_WORK TO DO_. Skip the pictures. Transcribe the rest of the data below without changing a word.

_EXCERPTED RECORDS_.
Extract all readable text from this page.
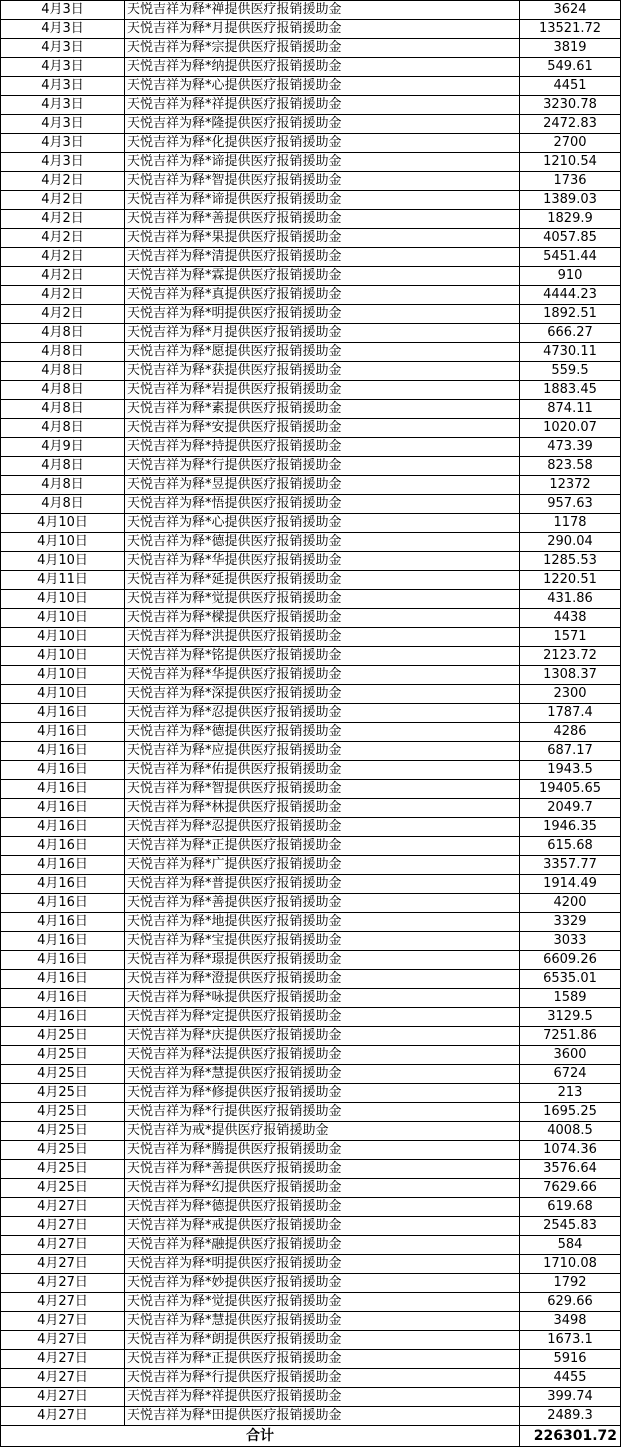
4月3日	天悦吉祥为释*禅提供医疗报销援助金	3624
4月3日	天悦吉祥为释*月提供医疗报销援助金	13521.72
4月3日	天悦吉祥为释*宗提供医疗报销援助金	3819
4月3日	天悦吉祥为释*纳提供医疗报销援助金	549.61
4月3日	天悦吉祥为释*心提供医疗报销援助金	4451
4月3日	天悦吉祥为释*祥提供医疗报销援助金	3230.78
4月3日	天悦吉祥为释*隆提供医疗报销援助金	2472.83
4月3日	天悦吉祥为释*化提供医疗报销援助金	2700
4月3日	天悦吉祥为释*谛提供医疗报销援助金	1210.54
4月2日	天悦吉祥为释*智提供医疗报销援助金	1736
4月2日	天悦吉祥为释*谛提供医疗报销援助金	1389.03
4月2日	天悦吉祥为释*善提供医疗报销援助金	1829.9
4月2日	天悦吉祥为释*果提供医疗报销援助金	4057.85
4月2日	天悦吉祥为释*清提供医疗报销援助金	5451.44
4月2日	天悦吉祥为释*霖提供医疗报销援助金	910
4月2日	天悦吉祥为释*真提供医疗报销援助金	4444.23
4月2日	天悦吉祥为释*明提供医疗报销援助金	1892.51
4月8日	天悦吉祥为释*月提供医疗报销援助金	666.27
4月8日	天悦吉祥为释*愿提供医疗报销援助金	4730.11
4月8日	天悦吉祥为释*获提供医疗报销援助金	559.5
4月8日	天悦吉祥为释*岩提供医疗报销援助金	1883.45
4月8日	天悦吉祥为释*素提供医疗报销援助金	874.11
4月8日	天悦吉祥为释*安提供医疗报销援助金	1020.07
4月9日	天悦吉祥为释*持提供医疗报销援助金	473.39
4月8日	天悦吉祥为释*行提供医疗报销援助金	823.58
4月8日	天悦吉祥为释*昱提供医疗报销援助金	12372
4月8日	天悦吉祥为释*悟提供医疗报销援助金	957.63
4月10日	天悦吉祥为释*心提供医疗报销援助金	1178
4月10日	天悦吉祥为释*德提供医疗报销援助金	290.04
4月10日	天悦吉祥为释*华提供医疗报销援助金	1285.53
4月11日	天悦吉祥为释*延提供医疗报销援助金	1220.51
4月10日	天悦吉祥为释*觉提供医疗报销援助金	431.86
4月10日	天悦吉祥为释*樑提供医疗报销援助金	4438
4月10日	天悦吉祥为释*洪提供医疗报销援助金	1571
4月10日	天悦吉祥为释*铭提供医疗报销援助金	2123.72
4月10日	天悦吉祥为释*华提供医疗报销援助金	1308.37
4月10日	天悦吉祥为释*深提供医疗报销援助金	2300
4月16日	天悦吉祥为释*忍提供医疗报销援助金	1787.4
4月16日	天悦吉祥为释*德提供医疗报销援助金	4286
4月16日	天悦吉祥为释*应提供医疗报销援助金	687.17
4月16日	天悦吉祥为释*佑提供医疗报销援助金	1943.5
4月16日	天悦吉祥为释*智提供医疗报销援助金	19405.65
4月16日	天悦吉祥为释*林提供医疗报销援助金	2049.7
4月16日	天悦吉祥为释*忍提供医疗报销援助金	1946.35
4月16日	天悦吉祥为释*正提供医疗报销援助金	615.68
4月16日	天悦吉祥为释*广提供医疗报销援助金	3357.77
4月16日	天悦吉祥为释*普提供医疗报销援助金	1914.49
4月16日	天悦吉祥为释*善提供医疗报销援助金	4200
4月16日	天悦吉祥为释*地提供医疗报销援助金	3329
4月16日	天悦吉祥为释*宝提供医疗报销援助金	3033
4月16日	天悦吉祥为释*璟提供医疗报销援助金	6609.26
4月16日	天悦吉祥为释*澄提供医疗报销援助金	6535.01
4月16日	天悦吉祥为释*咏提供医疗报销援助金	1589
4月16日	天悦吉祥为释*定提供医疗报销援助金	3129.5
4月25日	天悦吉祥为释*庆提供医疗报销援助金	7251.86
4月25日	天悦吉祥为释*法提供医疗报销援助金	3600
4月25日	天悦吉祥为释*慧提供医疗报销援助金	6724
4月25日	天悦吉祥为释*修提供医疗报销援助金	213
4月25日	天悦吉祥为释*行提供医疗报销援助金	1695.25
4月25日	天悦吉祥为戒*提供医疗报销援助金	4008.5
4月25日	天悦吉祥为释*腾提供医疗报销援助金	1074.36
4月25日	天悦吉祥为释*善提供医疗报销援助金	3576.64
4月25日	天悦吉祥为释*幻提供医疗报销援助金	7629.66
4月27日	天悦吉祥为释*德提供医疗报销援助金	619.68
4月27日	天悦吉祥为释*戒提供医疗报销援助金	2545.83
4月27日	天悦吉祥为释*融提供医疗报销援助金	584
4月27日	天悦吉祥为释*明提供医疗报销援助金	1710.08
4月27日	天悦吉祥为释*妙提供医疗报销援助金	1792
4月27日	天悦吉祥为释*觉提供医疗报销援助金	629.66
4月27日	天悦吉祥为释*慧提供医疗报销援助金	3498
4月27日	天悦吉祥为释*朗提供医疗报销援助金	1673.1
4月27日	天悦吉祥为释*正提供医疗报销援助金	5916
4月27日	天悦吉祥为释*行提供医疗报销援助金	4455
4月27日	天悦吉祥为释*祥提供医疗报销援助金	399.74
4月27日	天悦吉祥为释*田提供医疗报销援助金	2489.3
合计		226301.72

_OUTPUT OF THE EXERCISE_.
Extract all readable text from this page.
4月3日	天悦吉祥为释*禅提供医疗报销援助金	3624
4月3日	天悦吉祥为释*月提供医疗报销援助金	13521.72
4月3日	天悦吉祥为释*宗提供医疗报销援助金	3819
4月3日	天悦吉祥为释*纳提供医疗报销援助金	549.61
4月3日	天悦吉祥为释*心提供医疗报销援助金	4451
4月3日	天悦吉祥为释*祥提供医疗报销援助金	3230.78
4月3日	天悦吉祥为释*隆提供医疗报销援助金	2472.83
4月3日	天悦吉祥为释*化提供医疗报销援助金	2700
4月3日	天悦吉祥为释*谛提供医疗报销援助金	1210.54
4月2日	天悦吉祥为释*智提供医疗报销援助金	1736
4月2日	天悦吉祥为释*谛提供医疗报销援助金	1389.03
4月2日	天悦吉祥为释*善提供医疗报销援助金	1829.9
4月2日	天悦吉祥为释*果提供医疗报销援助金	4057.85
4月2日	天悦吉祥为释*清提供医疗报销援助金	5451.44
4月2日	天悦吉祥为释*霖提供医疗报销援助金	910
4月2日	天悦吉祥为释*真提供医疗报销援助金	4444.23
4月2日	天悦吉祥为释*明提供医疗报销援助金	1892.51
4月8日	天悦吉祥为释*月提供医疗报销援助金	666.27
4月8日	天悦吉祥为释*愿提供医疗报销援助金	4730.11
4月8日	天悦吉祥为释*获提供医疗报销援助金	559.5
4月8日	天悦吉祥为释*岩提供医疗报销援助金	1883.45
4月8日	天悦吉祥为释*素提供医疗报销援助金	874.11
4月8日	天悦吉祥为释*安提供医疗报销援助金	1020.07
4月9日	天悦吉祥为释*持提供医疗报销援助金	473.39
4月8日	天悦吉祥为释*行提供医疗报销援助金	823.58
4月8日	天悦吉祥为释*昱提供医疗报销援助金	12372
4月8日	天悦吉祥为释*悟提供医疗报销援助金	957.63
4月10日	天悦吉祥为释*心提供医疗报销援助金	1178
4月10日	天悦吉祥为释*德提供医疗报销援助金	290.04
4月10日	天悦吉祥为释*华提供医疗报销援助金	1285.53
4月11日	天悦吉祥为释*延提供医疗报销援助金	1220.51
4月10日	天悦吉祥为释*觉提供医疗报销援助金	431.86
4月10日	天悦吉祥为释*樑提供医疗报销援助金	4438
4月10日	天悦吉祥为释*洪提供医疗报销援助金	1571
4月10日	天悦吉祥为释*铭提供医疗报销援助金	2123.72
4月10日	天悦吉祥为释*华提供医疗报销援助金	1308.37
4月10日	天悦吉祥为释*深提供医疗报销援助金	2300
4月16日	天悦吉祥为释*忍提供医疗报销援助金	1787.4
4月16日	天悦吉祥为释*德提供医疗报销援助金	4286
4月16日	天悦吉祥为释*应提供医疗报销援助金	687.17
4月16日	天悦吉祥为释*佑提供医疗报销援助金	1943.5
4月16日	天悦吉祥为释*智提供医疗报销援助金	19405.65
4月16日	天悦吉祥为释*林提供医疗报销援助金	2049.7
4月16日	天悦吉祥为释*忍提供医疗报销援助金	1946.35
4月16日	天悦吉祥为释*正提供医疗报销援助金	615.68
4月16日	天悦吉祥为释*广提供医疗报销援助金	3357.77
4月16日	天悦吉祥为释*普提供医疗报销援助金	1914.49
4月16日	天悦吉祥为释*善提供医疗报销援助金	4200
4月16日	天悦吉祥为释*地提供医疗报销援助金	3329
4月16日	天悦吉祥为释*宝提供医疗报销援助金	3033
4月16日	天悦吉祥为释*璟提供医疗报销援助金	6609.26
4月16日	天悦吉祥为释*澄提供医疗报销援助金	6535.01
4月16日	天悦吉祥为释*咏提供医疗报销援助金	1589
4月16日	天悦吉祥为释*定提供医疗报销援助金	3129.5
4月25日	天悦吉祥为释*庆提供医疗报销援助金	7251.86
4月25日	天悦吉祥为释*法提供医疗报销援助金	3600
4月25日	天悦吉祥为释*慧提供医疗报销援助金	6724
4月25日	天悦吉祥为释*修提供医疗报销援助金	213
4月25日	天悦吉祥为释*行提供医疗报销援助金	1695.25
4月25日	天悦吉祥为戒*提供医疗报销援助金	4008.5
4月25日	天悦吉祥为释*腾提供医疗报销援助金	1074.36
4月25日	天悦吉祥为释*善提供医疗报销援助金	3576.64
4月25日	天悦吉祥为释*幻提供医疗报销援助金	7629.66
4月27日	天悦吉祥为释*德提供医疗报销援助金	619.68
4月27日	天悦吉祥为释*戒提供医疗报销援助金	2545.83
4月27日	天悦吉祥为释*融提供医疗报销援助金	584
4月27日	天悦吉祥为释*明提供医疗报销援助金	1710.08
4月27日	天悦吉祥为释*妙提供医疗报销援助金	1792
4月27日	天悦吉祥为释*觉提供医疗报销援助金	629.66
4月27日	天悦吉祥为释*慧提供医疗报销援助金	3498
4月27日	天悦吉祥为释*朗提供医疗报销援助金	1673.1
4月27日	天悦吉祥为释*正提供医疗报销援助金	5916
4月27日	天悦吉祥为释*行提供医疗报销援助金	4455
4月27日	天悦吉祥为释*祥提供医疗报销援助金	399.74
4月27日	天悦吉祥为释*田提供医疗报销援助金	2489.3
合计		226301.72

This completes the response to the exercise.